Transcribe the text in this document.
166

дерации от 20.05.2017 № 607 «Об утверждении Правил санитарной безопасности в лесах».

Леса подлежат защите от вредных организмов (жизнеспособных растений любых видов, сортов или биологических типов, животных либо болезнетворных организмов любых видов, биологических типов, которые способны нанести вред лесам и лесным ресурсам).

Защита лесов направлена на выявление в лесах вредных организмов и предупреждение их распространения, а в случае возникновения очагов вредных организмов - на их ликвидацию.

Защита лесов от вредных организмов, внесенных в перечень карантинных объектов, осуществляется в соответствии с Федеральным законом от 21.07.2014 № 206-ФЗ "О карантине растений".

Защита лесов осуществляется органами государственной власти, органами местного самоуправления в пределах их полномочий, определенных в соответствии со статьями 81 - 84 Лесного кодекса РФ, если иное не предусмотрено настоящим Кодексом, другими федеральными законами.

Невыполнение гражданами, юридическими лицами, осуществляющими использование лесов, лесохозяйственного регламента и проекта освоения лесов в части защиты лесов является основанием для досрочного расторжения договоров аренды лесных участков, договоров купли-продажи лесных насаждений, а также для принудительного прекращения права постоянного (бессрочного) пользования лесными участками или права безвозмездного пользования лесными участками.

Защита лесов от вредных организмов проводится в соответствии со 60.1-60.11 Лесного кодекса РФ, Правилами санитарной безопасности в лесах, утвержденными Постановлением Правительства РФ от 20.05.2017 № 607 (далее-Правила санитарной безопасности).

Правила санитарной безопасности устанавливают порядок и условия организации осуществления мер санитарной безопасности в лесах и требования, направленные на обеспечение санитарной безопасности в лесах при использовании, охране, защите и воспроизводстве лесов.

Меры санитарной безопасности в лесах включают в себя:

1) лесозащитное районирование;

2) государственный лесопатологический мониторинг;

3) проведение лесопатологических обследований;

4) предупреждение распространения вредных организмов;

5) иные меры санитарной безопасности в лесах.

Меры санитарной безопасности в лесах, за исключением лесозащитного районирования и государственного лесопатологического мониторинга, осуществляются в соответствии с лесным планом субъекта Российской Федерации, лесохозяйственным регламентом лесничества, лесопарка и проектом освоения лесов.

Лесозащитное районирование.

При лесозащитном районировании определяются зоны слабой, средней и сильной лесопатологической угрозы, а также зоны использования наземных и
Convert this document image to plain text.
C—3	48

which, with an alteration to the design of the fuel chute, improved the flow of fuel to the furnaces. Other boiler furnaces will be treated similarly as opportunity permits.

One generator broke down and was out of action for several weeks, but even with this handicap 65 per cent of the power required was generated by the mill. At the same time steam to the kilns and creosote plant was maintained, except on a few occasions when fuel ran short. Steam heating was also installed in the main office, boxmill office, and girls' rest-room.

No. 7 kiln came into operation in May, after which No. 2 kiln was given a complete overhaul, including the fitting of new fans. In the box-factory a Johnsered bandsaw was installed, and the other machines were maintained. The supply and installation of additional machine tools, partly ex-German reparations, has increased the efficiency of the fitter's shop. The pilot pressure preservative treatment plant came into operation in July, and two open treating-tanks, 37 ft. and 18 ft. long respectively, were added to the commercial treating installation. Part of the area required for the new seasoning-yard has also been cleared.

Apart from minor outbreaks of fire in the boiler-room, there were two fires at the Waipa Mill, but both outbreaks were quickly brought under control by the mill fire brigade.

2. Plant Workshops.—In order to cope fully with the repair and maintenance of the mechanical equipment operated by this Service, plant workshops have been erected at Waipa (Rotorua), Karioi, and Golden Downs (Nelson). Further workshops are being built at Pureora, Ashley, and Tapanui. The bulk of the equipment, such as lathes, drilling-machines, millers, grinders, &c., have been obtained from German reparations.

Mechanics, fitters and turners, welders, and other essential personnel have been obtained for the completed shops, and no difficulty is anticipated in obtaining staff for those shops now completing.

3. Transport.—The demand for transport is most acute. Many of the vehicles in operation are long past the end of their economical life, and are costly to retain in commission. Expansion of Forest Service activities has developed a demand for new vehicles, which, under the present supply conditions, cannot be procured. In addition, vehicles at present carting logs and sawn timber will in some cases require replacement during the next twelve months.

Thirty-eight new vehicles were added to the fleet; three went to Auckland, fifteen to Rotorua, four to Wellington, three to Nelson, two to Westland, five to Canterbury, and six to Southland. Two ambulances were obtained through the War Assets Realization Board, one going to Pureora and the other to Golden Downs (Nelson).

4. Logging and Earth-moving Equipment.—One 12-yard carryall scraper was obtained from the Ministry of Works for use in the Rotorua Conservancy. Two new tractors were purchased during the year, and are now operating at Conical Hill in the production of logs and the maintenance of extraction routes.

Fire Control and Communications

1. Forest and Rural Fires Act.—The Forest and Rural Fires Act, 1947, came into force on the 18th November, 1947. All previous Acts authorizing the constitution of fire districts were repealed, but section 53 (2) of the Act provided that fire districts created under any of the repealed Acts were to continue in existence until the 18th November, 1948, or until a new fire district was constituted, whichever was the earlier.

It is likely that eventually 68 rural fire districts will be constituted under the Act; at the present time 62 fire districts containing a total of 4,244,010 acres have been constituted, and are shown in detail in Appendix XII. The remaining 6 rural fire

Task statement> Which lines hold the word "районирование"? Copy all of them.

Exercise answer>
1) лесозащитное районирование;
Лесозащитное районирование.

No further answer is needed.